#### [Task]
Reproduce all entries verbatim, with nothing added or dropped.

#### [Task inputs]
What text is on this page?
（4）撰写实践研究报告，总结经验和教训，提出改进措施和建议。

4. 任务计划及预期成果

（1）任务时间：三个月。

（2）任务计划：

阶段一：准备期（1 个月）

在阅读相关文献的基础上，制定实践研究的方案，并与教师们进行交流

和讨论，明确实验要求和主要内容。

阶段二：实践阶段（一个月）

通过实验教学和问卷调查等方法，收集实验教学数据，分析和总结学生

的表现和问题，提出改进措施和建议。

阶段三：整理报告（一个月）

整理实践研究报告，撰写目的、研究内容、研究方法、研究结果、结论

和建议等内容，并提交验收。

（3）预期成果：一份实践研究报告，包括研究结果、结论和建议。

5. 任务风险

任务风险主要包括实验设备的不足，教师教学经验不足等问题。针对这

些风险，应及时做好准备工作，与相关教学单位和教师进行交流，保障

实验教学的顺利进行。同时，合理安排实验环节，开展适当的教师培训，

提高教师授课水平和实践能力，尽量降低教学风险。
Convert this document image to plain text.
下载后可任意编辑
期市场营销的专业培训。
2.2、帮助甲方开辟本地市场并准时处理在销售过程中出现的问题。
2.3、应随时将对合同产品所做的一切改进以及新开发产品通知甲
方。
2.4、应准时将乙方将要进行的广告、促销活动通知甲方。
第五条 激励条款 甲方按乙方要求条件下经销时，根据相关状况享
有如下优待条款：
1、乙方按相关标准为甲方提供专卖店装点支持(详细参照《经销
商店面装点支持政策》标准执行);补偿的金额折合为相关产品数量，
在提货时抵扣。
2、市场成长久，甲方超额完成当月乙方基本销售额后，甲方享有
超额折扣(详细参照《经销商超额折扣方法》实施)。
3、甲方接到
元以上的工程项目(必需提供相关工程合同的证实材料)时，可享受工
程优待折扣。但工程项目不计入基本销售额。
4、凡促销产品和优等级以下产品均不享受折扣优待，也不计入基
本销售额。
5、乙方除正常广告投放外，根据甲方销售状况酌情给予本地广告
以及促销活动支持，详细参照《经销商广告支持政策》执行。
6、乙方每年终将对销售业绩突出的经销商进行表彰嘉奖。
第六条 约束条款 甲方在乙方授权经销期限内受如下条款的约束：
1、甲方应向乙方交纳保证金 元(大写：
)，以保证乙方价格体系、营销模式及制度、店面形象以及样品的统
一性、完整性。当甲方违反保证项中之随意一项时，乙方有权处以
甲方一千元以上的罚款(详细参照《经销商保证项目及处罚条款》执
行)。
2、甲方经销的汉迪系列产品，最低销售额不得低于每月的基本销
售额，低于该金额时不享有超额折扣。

#### [Correct result]
What text is on this page?
（4）撰写实践研究报告，总结经验和教训，提出改进措施和建议。

4. 任务计划及预期成果

（1）任务时间：三个月。

（2）任务计划：

阶段一：准备期（1 个月）

在阅读相关文献的基础上，制定实践研究的方案，并与教师们进行交流

和讨论，明确实验要求和主要内容。

阶段二：实践阶段（一个月）

通过实验教学和问卷调查等方法，收集实验教学数据，分析和总结学生

的表现和问题，提出改进措施和建议。

阶段三：整理报告（一个月）

整理实践研究报告，撰写目的、研究内容、研究方法、研究结果、结论

和建议等内容，并提交验收。

（3）预期成果：一份实践研究报告，包括研究结果、结论和建议。

5. 任务风险

任务风险主要包括实验设备的不足，教师教学经验不足等问题。针对这

些风险，应及时做好准备工作，与相关教学单位和教师进行交流，保障

实验教学的顺利进行。同时，合理安排实验环节，开展适当的教师培训，

提高教师授课水平和实践能力，尽量降低教学风险。
Convert this document image to plain text.
下载后可任意编辑
期市场营销的专业培训。
2.2、帮助甲方开辟本地市场并准时处理在销售过程中出现的问题。
2.3、应随时将对合同产品所做的一切改进以及新开发产品通知甲
方。
2.4、应准时将乙方将要进行的广告、促销活动通知甲方。
第五条 激励条款 甲方按乙方要求条件下经销时，根据相关状况享
有如下优待条款：
1、乙方按相关标准为甲方提供专卖店装点支持(详细参照《经销
商店面装点支持政策》标准执行);补偿的金额折合为相关产品数量，
在提货时抵扣。
2、市场成长久，甲方超额完成当月乙方基本销售额后，甲方享有
超额折扣(详细参照《经销商超额折扣方法》实施)。
3、甲方接到
元以上的工程项目(必需提供相关工程合同的证实材料)时，可享受工
程优待折扣。但工程项目不计入基本销售额。
4、凡促销产品和优等级以下产品均不享受折扣优待，也不计入基
本销售额。
5、乙方除正常广告投放外，根据甲方销售状况酌情给予本地广告
以及促销活动支持，详细参照《经销商广告支持政策》执行。
6、乙方每年终将对销售业绩突出的经销商进行表彰嘉奖。
第六条 约束条款 甲方在乙方授权经销期限内受如下条款的约束：
1、甲方应向乙方交纳保证金 元(大写：
)，以保证乙方价格体系、营销模式及制度、店面形象以及样品的统
一性、完整性。当甲方违反保证项中之随意一项时，乙方有权处以
甲方一千元以上的罚款(详细参照《经销商保证项目及处罚条款》执
行)。
2、甲方经销的汉迪系列产品，最低销售额不得低于每月的基本销
售额，低于该金额时不享有超额折扣。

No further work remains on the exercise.